Extracted data entries:
..........
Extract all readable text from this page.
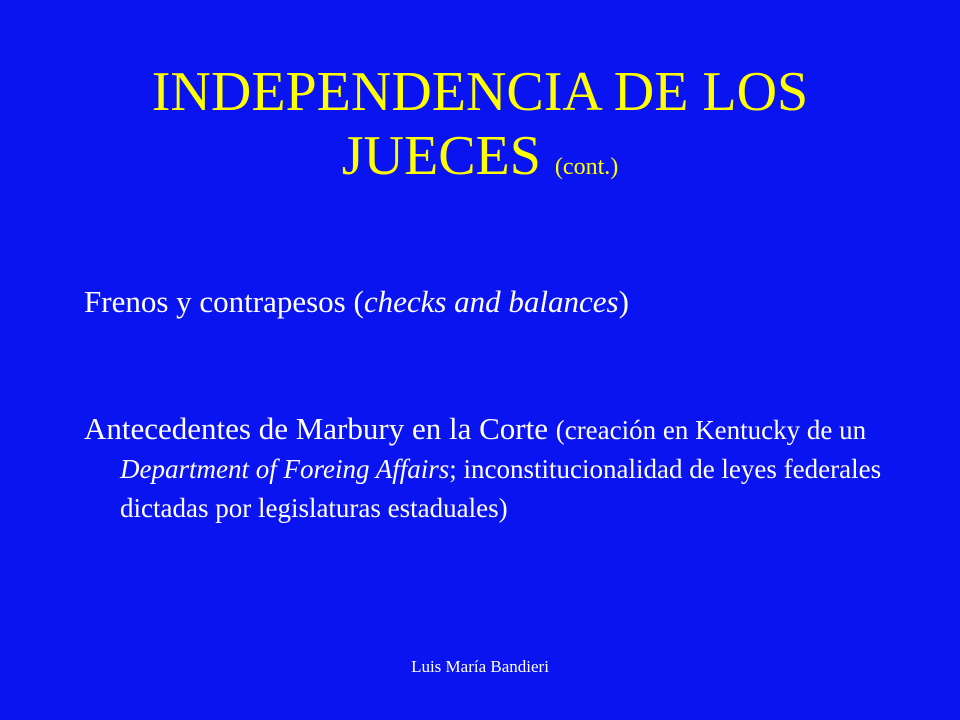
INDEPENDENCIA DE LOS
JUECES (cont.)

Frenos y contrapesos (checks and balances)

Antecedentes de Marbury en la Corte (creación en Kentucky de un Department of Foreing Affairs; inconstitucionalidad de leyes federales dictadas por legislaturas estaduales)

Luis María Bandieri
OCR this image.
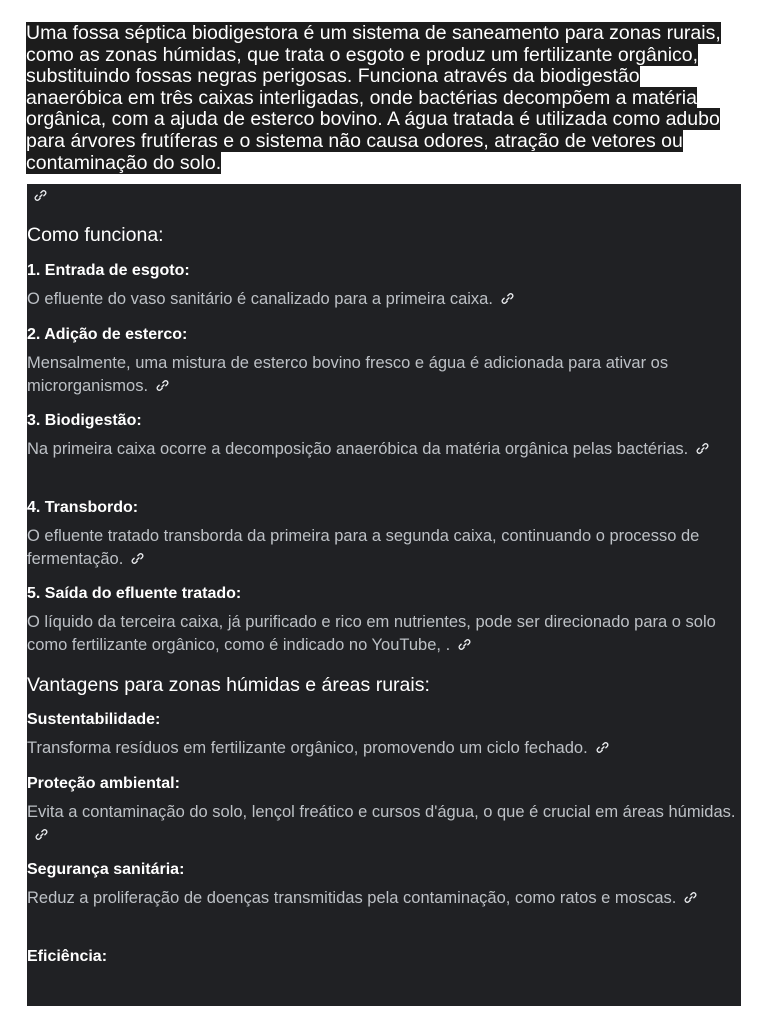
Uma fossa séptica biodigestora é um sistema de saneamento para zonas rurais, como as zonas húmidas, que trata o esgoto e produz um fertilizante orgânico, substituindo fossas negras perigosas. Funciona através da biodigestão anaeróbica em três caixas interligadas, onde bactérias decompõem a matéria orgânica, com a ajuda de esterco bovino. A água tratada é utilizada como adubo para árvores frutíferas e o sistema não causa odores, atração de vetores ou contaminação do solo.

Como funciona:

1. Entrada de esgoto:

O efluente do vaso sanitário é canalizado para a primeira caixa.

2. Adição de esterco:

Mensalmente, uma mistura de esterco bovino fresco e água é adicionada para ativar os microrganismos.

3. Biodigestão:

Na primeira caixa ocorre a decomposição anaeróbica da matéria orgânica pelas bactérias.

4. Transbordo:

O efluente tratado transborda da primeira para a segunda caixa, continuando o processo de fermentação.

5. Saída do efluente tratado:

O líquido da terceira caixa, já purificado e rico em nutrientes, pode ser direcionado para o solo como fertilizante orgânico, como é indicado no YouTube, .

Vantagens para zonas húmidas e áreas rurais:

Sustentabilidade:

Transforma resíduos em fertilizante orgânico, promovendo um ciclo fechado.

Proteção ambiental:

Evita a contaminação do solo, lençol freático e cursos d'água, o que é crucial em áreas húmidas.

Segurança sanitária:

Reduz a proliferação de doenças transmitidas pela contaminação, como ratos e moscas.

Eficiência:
..........
PROBLEM REQUIREMENTS: Take the listing and print it again exactly, but without any pictures.

WRITTEN RESPONSE:
Extract all readable text from this page.
INDEPENDENCIA DE LOS
JUECES (cont.)

Frenos y contrapesos (checks and balances)

Antecedentes de Marbury en la Corte (creación en Kentucky de un Department of Foreing Affairs; inconstitucionalidad de leyes federales dictadas por legislaturas estaduales)

Luis María Bandieri
OCR this image.
Uma fossa séptica biodigestora é um sistema de saneamento para zonas rurais, como as zonas húmidas, que trata o esgoto e produz um fertilizante orgânico, substituindo fossas negras perigosas. Funciona através da biodigestão anaeróbica em três caixas interligadas, onde bactérias decompõem a matéria orgânica, com a ajuda de esterco bovino. A água tratada é utilizada como adubo para árvores frutíferas e o sistema não causa odores, atração de vetores ou contaminação do solo.

Como funciona:

1. Entrada de esgoto:

O efluente do vaso sanitário é canalizado para a primeira caixa.

2. Adição de esterco:

Mensalmente, uma mistura de esterco bovino fresco e água é adicionada para ativar os microrganismos.

3. Biodigestão:

Na primeira caixa ocorre a decomposição anaeróbica da matéria orgânica pelas bactérias.

4. Transbordo:

O efluente tratado transborda da primeira para a segunda caixa, continuando o processo de fermentação.

5. Saída do efluente tratado:

O líquido da terceira caixa, já purificado e rico em nutrientes, pode ser direcionado para o solo como fertilizante orgânico, como é indicado no YouTube, .

Vantagens para zonas húmidas e áreas rurais:

Sustentabilidade:

Transforma resíduos em fertilizante orgânico, promovendo um ciclo fechado.

Proteção ambiental:

Evita a contaminação do solo, lençol freático e cursos d'água, o que é crucial em áreas húmidas.

Segurança sanitária:

Reduz a proliferação de doenças transmitidas pela contaminação, como ratos e moscas.

Eficiência:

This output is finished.